# EXERCISE INPUT:
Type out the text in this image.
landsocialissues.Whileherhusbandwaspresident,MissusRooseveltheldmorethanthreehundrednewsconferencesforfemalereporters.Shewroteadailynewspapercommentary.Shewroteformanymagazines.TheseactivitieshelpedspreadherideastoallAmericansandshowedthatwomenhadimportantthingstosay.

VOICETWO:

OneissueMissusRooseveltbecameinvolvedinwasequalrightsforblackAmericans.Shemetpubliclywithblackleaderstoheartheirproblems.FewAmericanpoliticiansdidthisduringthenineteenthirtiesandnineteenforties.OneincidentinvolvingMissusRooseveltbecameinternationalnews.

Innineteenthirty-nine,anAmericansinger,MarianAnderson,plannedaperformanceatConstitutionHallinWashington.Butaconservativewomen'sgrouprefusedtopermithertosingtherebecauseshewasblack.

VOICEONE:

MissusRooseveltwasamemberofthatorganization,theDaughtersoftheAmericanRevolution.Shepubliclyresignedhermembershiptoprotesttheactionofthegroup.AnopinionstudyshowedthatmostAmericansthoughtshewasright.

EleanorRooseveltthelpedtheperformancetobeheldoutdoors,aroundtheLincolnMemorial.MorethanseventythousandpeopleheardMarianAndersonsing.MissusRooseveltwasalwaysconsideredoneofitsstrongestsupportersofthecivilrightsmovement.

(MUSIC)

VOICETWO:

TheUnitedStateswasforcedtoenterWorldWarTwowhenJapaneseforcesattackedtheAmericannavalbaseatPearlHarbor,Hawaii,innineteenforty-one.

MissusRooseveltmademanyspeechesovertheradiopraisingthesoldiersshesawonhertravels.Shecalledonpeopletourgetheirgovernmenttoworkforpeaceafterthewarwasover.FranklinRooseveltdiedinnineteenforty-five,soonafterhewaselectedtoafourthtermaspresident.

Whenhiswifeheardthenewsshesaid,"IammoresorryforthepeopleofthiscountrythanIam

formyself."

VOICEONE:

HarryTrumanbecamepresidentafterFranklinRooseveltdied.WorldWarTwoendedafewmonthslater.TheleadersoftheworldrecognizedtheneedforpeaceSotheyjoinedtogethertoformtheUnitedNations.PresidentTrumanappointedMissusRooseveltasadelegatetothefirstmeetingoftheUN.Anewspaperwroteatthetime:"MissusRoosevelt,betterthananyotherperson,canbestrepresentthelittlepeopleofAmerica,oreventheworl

# EXERCISE:
Restate the listing in full, word for word.

# RESPONSE FOR THIS EXERCISE:
Type out the text in this image.
landsocialissues.Whileherhusbandwaspresident,MissusRooseveltheldmorethanthreehundrednewsconferencesforfemalereporters.Shewroteadailynewspapercommentary.Shewroteformanymagazines.TheseactivitieshelpedspreadherideastoallAmericansandshowedthatwomenhadimportantthingstosay.

VOICETWO:

OneissueMissusRooseveltbecameinvolvedinwasequalrightsforblackAmericans.Shemetpubliclywithblackleaderstoheartheirproblems.FewAmericanpoliticiansdidthisduringthenineteenthirtiesandnineteenforties.OneincidentinvolvingMissusRooseveltbecameinternationalnews.

Innineteenthirty-nine,anAmericansinger,MarianAnderson,plannedaperformanceatConstitutionHallinWashington.Butaconservativewomen'sgrouprefusedtopermithertosingtherebecauseshewasblack.

VOICEONE:

MissusRooseveltwasamemberofthatorganization,theDaughtersoftheAmericanRevolution.Shepubliclyresignedhermembershiptoprotesttheactionofthegroup.AnopinionstudyshowedthatmostAmericansthoughtshewasright.

EleanorRooseveltthelpedtheperformancetobeheldoutdoors,aroundtheLincolnMemorial.MorethanseventythousandpeopleheardMarianAndersonsing.MissusRooseveltwasalwaysconsideredoneofitsstrongestsupportersofthecivilrightsmovement.

(MUSIC)

VOICETWO:

TheUnitedStateswasforcedtoenterWorldWarTwowhenJapaneseforcesattackedtheAmericannavalbaseatPearlHarbor,Hawaii,innineteenforty-one.

MissusRooseveltmademanyspeechesovertheradiopraisingthesoldiersshesawonhertravels.Shecalledonpeopletourgetheirgovernmenttoworkforpeaceafterthewarwasover.FranklinRooseveltdiedinnineteenforty-five,soonafterhewaselectedtoafourthtermaspresident.

Whenhiswifeheardthenewsshesaid,"IammoresorryforthepeopleofthiscountrythanIam

formyself."

VOICEONE:

HarryTrumanbecamepresidentafterFranklinRooseveltdied.WorldWarTwoendedafewmonthslater.TheleadersoftheworldrecognizedtheneedforpeaceSotheyjoinedtogethertoformtheUnitedNations.PresidentTrumanappointedMissusRooseveltasadelegatetothefirstmeetingoftheUN.Anewspaperwroteatthetime:"MissusRoosevelt,betterthananyotherperson,canbestrepresentthelittlepeopleofAmerica,oreventheworl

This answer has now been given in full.